• _Challenge_: Repeat all of the records verbatim.

(Collected data entries)
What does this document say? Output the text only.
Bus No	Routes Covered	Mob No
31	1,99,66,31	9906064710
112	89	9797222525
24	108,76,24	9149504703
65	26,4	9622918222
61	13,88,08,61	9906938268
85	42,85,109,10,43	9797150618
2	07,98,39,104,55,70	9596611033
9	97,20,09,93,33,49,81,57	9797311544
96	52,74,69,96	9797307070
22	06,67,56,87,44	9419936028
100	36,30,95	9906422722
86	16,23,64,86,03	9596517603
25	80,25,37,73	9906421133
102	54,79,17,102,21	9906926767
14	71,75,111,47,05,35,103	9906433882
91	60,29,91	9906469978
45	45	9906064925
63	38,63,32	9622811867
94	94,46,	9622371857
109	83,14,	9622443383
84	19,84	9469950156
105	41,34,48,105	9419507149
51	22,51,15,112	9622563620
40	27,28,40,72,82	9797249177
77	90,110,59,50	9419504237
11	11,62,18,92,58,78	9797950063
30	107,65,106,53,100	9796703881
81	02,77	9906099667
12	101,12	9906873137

• _Solution for this task_:
What does this document say? Output the text only.
Bus No	Routes Covered	Mob No
31	1,99,66,31	9906064710
112	89	9797222525
24	108,76,24	9149504703
65	26,4	9622918222
61	13,88,08,61	9906938268
85	42,85,109,10,43	9797150618
2	07,98,39,104,55,70	9596611033
9	97,20,09,93,33,49,81,57	9797311544
96	52,74,69,96	9797307070
22	06,67,56,87,44	9419936028
100	36,30,95	9906422722
86	16,23,64,86,03	9596517603
25	80,25,37,73	9906421133
102	54,79,17,102,21	9906926767
14	71,75,111,47,05,35,103	9906433882
91	60,29,91	9906469978
45	45	9906064925
63	38,63,32	9622811867
94	94,46,	9622371857
109	83,14,	9622443383
84	19,84	9469950156
105	41,34,48,105	9419507149
51	22,51,15,112	9622563620
40	27,28,40,72,82	9797249177
77	90,110,59,50	9419504237
11	11,62,18,92,58,78	9797950063
30	107,65,106,53,100	9796703881
81	02,77	9906099667
12	101,12	9906873137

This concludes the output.